# [Task]
Return all of the data exactly as written, without the pictures.

(Items from a data source)
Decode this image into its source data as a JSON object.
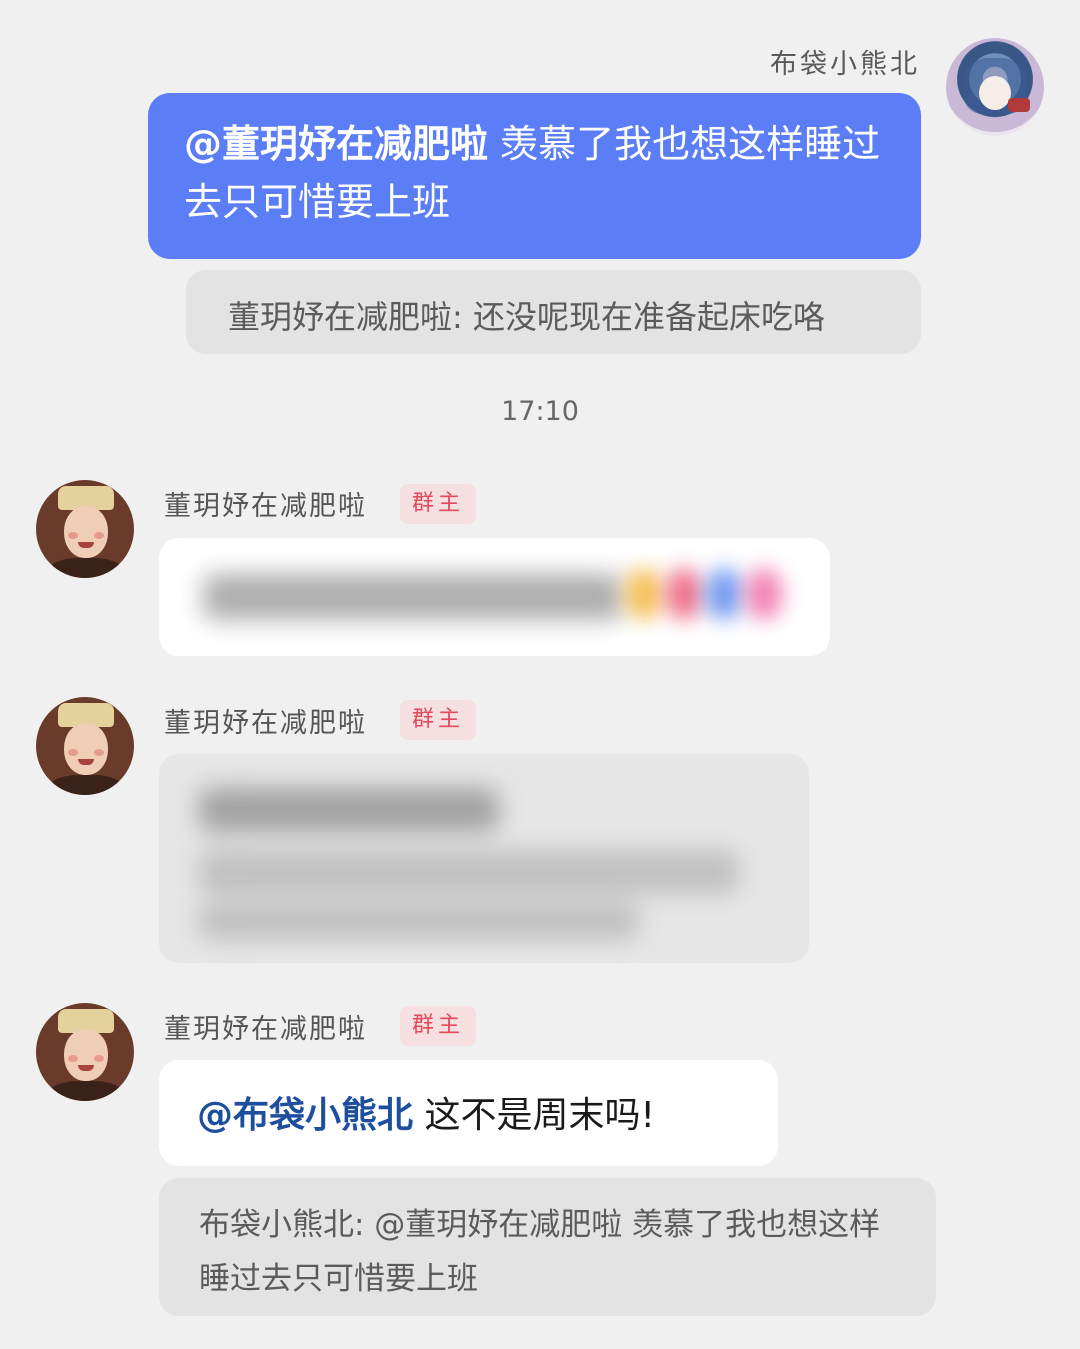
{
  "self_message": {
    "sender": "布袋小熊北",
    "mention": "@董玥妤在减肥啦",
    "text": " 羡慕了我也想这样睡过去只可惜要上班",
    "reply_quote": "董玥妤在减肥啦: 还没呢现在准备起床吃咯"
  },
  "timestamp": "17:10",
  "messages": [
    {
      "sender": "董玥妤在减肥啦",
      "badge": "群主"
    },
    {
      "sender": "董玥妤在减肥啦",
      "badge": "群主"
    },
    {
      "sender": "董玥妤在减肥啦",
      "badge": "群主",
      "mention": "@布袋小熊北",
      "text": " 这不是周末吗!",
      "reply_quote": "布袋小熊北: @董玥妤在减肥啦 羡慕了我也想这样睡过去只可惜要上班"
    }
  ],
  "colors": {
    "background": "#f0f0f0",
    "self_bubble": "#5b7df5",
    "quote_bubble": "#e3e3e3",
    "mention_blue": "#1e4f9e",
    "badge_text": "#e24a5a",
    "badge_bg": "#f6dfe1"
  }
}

# [Completed exercise]
Decode this image into its source data as a JSON object.
{
  "self_message": {
    "sender": "布袋小熊北",
    "mention": "@董玥妤在减肥啦",
    "text": " 羡慕了我也想这样睡过去只可惜要上班",
    "reply_quote": "董玥妤在减肥啦: 还没呢现在准备起床吃咯"
  },
  "timestamp": "17:10",
  "messages": [
    {
      "sender": "董玥妤在减肥啦",
      "badge": "群主"
    },
    {
      "sender": "董玥妤在减肥啦",
      "badge": "群主"
    },
    {
      "sender": "董玥妤在减肥啦",
      "badge": "群主",
      "mention": "@布袋小熊北",
      "text": " 这不是周末吗!",
      "reply_quote": "布袋小熊北: @董玥妤在减肥啦 羡慕了我也想这样睡过去只可惜要上班"
    }
  ],
  "colors": {
    "background": "#f0f0f0",
    "self_bubble": "#5b7df5",
    "quote_bubble": "#e3e3e3",
    "mention_blue": "#1e4f9e",
    "badge_text": "#e24a5a",
    "badge_bg": "#f6dfe1"
  }
}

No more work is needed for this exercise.